--- START OF GIVEN DATA ---
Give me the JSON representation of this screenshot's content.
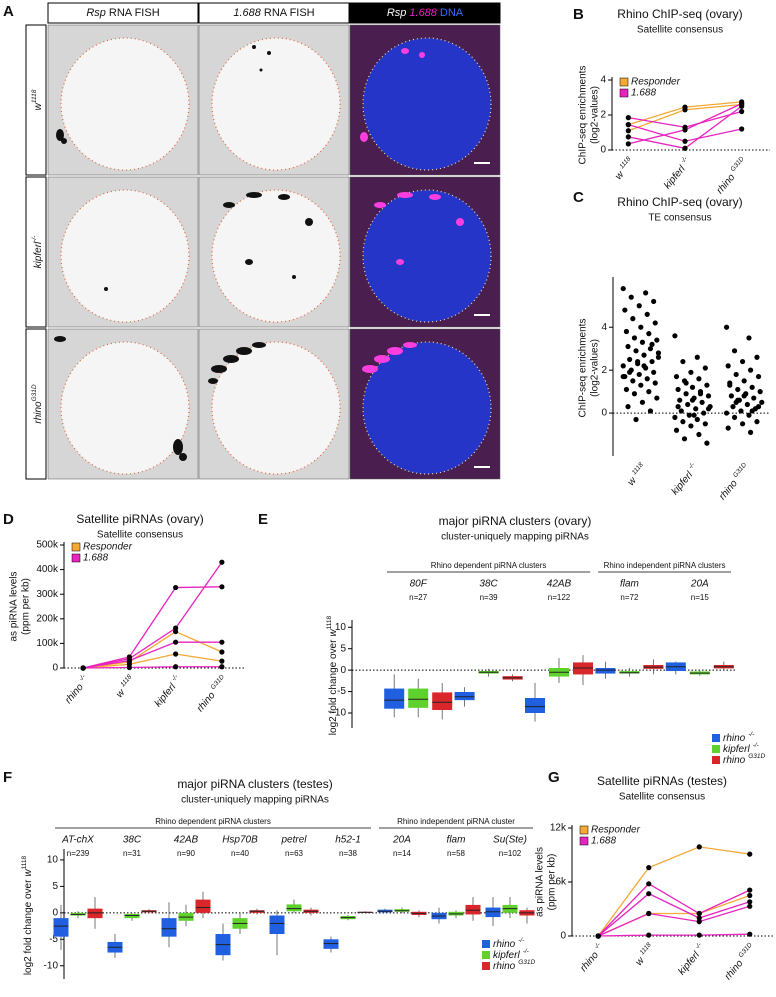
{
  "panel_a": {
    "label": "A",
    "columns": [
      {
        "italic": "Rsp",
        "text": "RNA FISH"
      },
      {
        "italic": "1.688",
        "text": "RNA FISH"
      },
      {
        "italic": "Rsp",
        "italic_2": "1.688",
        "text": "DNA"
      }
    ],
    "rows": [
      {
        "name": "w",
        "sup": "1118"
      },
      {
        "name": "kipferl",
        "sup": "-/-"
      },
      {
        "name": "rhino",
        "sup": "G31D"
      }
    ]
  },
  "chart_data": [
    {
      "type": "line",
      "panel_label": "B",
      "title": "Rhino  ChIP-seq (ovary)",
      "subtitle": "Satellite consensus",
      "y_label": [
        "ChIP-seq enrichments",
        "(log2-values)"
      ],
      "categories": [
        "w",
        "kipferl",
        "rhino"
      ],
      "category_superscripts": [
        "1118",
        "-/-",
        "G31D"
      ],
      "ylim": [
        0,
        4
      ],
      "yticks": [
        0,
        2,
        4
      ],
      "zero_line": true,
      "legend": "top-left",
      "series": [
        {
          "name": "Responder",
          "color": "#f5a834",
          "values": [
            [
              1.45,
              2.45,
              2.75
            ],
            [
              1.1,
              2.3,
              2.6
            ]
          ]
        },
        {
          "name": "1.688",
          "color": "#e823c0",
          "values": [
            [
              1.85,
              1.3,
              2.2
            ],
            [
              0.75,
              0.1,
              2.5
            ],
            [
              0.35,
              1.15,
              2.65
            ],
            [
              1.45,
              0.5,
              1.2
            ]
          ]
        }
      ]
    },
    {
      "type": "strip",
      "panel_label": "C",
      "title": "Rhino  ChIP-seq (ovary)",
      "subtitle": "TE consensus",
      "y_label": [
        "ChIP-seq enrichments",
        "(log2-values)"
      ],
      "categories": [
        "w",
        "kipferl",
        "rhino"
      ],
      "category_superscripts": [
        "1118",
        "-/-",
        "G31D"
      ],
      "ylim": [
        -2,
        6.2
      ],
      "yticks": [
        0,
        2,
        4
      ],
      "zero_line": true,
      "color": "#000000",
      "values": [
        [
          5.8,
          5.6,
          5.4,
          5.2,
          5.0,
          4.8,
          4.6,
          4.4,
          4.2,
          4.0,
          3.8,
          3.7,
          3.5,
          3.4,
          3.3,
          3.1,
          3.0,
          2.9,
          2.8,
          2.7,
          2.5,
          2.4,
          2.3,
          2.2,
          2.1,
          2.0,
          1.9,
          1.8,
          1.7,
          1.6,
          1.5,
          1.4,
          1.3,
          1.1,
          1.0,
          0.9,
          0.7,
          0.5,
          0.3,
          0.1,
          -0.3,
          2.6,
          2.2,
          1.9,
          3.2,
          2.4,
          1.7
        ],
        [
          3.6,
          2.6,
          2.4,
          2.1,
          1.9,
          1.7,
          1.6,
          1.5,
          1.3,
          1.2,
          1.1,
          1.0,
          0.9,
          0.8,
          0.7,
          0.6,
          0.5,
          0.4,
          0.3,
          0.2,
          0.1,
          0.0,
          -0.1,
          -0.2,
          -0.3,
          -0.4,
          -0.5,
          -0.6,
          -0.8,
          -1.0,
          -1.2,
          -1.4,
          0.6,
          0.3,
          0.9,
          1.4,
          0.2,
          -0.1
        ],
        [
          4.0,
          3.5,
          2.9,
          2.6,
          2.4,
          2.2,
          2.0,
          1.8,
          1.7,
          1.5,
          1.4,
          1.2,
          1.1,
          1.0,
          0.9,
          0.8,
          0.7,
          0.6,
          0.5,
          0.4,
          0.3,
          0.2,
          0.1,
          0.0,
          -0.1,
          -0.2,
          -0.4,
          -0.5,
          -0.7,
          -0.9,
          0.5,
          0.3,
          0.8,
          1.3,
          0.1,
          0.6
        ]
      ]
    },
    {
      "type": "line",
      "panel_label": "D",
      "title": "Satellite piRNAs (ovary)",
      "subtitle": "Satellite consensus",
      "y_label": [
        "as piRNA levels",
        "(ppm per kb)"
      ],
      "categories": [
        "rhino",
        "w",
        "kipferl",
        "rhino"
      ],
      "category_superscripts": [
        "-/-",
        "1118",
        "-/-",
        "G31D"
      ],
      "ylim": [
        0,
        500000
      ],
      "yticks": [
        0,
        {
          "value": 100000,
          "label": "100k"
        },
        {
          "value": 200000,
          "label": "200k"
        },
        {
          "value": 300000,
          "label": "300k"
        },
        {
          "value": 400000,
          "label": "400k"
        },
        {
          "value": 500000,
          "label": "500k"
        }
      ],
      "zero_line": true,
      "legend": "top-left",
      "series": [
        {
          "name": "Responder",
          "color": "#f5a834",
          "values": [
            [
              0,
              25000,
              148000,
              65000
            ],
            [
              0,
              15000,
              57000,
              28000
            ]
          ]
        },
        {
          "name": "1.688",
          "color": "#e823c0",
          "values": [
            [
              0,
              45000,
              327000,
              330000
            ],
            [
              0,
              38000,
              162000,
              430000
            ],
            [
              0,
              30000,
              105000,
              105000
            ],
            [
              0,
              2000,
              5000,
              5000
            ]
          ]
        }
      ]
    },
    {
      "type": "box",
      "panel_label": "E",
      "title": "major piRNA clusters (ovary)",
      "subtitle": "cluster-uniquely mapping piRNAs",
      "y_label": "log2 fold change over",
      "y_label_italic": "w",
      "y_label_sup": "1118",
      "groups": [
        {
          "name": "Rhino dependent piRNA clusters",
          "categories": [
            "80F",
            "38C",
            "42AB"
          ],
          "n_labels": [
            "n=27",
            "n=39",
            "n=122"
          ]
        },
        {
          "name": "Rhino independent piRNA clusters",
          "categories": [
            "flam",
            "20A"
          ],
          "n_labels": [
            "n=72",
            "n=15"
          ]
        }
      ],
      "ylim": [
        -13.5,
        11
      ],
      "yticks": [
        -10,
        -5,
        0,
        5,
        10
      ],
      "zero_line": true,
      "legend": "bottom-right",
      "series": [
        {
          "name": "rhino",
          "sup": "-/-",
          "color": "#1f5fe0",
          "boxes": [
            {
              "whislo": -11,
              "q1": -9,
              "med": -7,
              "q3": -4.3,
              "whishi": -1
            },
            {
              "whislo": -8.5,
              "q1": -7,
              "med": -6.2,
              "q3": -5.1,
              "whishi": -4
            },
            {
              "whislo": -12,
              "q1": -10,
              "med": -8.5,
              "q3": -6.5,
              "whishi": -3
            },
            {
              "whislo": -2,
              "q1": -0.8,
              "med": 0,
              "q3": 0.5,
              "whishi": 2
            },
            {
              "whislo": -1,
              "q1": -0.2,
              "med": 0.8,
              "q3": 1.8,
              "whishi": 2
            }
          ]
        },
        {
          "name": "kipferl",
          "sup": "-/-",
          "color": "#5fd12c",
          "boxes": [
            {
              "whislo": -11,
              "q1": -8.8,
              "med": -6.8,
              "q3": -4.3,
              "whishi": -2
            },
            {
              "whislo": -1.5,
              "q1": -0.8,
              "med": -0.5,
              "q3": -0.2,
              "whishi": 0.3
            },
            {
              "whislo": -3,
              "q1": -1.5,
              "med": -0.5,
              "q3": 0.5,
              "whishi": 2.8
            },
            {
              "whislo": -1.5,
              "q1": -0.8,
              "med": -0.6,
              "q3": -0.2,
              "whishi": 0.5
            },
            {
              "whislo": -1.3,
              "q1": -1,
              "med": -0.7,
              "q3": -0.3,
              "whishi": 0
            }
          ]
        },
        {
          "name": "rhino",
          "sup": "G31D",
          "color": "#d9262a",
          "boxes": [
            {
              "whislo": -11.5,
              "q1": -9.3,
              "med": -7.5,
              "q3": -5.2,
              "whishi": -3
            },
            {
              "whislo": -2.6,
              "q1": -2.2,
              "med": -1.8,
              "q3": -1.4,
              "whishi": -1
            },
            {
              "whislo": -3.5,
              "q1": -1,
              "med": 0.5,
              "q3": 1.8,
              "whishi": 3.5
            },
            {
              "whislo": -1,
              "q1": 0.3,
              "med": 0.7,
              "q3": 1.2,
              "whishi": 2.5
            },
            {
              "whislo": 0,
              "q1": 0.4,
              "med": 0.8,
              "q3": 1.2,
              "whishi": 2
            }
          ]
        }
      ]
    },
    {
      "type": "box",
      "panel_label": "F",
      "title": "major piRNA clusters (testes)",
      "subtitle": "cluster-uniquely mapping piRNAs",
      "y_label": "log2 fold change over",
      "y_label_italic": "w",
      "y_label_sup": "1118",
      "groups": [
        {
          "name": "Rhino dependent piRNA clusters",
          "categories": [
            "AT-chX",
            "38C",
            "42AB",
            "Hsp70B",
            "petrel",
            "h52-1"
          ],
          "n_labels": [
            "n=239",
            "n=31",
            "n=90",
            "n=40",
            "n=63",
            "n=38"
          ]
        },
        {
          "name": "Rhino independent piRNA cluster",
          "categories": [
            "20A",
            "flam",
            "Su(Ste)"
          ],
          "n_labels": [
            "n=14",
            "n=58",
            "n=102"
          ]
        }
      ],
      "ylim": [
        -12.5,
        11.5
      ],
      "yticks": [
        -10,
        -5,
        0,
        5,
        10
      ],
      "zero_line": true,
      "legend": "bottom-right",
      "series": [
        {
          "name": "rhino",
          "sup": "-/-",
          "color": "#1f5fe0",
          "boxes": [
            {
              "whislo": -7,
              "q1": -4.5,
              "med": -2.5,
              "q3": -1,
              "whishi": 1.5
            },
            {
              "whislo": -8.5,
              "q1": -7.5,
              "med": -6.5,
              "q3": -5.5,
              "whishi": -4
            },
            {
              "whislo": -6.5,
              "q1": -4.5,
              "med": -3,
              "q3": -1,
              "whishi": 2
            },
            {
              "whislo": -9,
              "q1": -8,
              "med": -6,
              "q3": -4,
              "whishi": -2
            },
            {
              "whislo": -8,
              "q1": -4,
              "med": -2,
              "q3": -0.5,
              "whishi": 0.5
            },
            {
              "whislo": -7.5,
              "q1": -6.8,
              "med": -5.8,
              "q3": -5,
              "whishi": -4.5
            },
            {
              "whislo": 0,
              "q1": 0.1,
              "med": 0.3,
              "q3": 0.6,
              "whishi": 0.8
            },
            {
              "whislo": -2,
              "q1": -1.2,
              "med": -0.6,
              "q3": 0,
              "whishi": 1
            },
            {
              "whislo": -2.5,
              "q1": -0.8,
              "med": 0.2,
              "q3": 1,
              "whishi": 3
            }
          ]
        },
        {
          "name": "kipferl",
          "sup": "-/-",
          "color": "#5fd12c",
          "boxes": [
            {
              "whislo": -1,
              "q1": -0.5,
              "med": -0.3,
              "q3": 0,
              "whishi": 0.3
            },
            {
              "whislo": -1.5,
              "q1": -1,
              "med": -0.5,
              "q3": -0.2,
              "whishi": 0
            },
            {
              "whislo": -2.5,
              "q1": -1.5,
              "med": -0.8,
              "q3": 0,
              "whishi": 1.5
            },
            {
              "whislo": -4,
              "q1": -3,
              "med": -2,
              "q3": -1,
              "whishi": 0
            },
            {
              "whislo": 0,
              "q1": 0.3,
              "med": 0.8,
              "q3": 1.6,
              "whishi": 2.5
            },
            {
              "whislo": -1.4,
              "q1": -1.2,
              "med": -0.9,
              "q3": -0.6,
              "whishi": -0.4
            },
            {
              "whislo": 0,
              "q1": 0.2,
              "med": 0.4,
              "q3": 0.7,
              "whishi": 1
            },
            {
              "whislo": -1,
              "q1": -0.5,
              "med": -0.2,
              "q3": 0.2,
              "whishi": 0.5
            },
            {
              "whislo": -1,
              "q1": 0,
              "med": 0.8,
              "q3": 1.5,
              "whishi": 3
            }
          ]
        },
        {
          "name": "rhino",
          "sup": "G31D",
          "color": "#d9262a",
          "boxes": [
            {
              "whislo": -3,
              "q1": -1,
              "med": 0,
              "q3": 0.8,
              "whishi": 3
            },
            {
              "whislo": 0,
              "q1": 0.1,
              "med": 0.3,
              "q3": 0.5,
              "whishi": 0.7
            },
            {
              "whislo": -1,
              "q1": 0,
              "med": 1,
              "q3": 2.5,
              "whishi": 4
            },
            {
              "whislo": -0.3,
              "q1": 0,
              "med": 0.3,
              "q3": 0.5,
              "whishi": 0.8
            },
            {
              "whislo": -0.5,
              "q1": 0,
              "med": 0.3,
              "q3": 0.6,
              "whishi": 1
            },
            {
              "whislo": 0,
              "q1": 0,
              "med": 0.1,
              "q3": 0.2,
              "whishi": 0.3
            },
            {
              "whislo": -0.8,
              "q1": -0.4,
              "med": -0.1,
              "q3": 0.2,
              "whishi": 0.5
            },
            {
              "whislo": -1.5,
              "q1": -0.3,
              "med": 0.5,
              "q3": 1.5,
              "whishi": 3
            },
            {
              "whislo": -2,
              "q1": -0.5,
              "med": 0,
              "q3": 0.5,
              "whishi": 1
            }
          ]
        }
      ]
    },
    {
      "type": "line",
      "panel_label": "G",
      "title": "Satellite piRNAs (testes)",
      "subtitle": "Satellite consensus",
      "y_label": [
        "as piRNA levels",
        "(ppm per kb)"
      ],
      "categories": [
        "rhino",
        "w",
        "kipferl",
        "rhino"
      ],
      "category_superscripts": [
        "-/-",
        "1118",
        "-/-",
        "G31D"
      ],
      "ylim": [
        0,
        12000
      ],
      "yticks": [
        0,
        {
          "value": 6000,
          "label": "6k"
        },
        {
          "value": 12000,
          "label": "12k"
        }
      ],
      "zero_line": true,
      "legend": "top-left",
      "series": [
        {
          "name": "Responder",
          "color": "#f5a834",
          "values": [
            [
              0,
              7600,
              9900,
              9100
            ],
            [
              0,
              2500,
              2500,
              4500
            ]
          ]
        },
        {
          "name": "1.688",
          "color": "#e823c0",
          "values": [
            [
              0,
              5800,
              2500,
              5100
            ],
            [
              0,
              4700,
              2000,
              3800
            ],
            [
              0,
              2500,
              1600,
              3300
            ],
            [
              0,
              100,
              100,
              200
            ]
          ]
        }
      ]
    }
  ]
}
--- END OF GIVEN DATA ---
TASK OBJECTIVE =>
Extract all lines from the data in which "piRNAs" is found.

ANSWER TO THIS PROBLEM =>
      "title": "Satellite piRNAs (ovary)",
      "subtitle": "cluster-uniquely mapping piRNAs",
      "subtitle": "cluster-uniquely mapping piRNAs",
      "title": "Satellite piRNAs (testes)",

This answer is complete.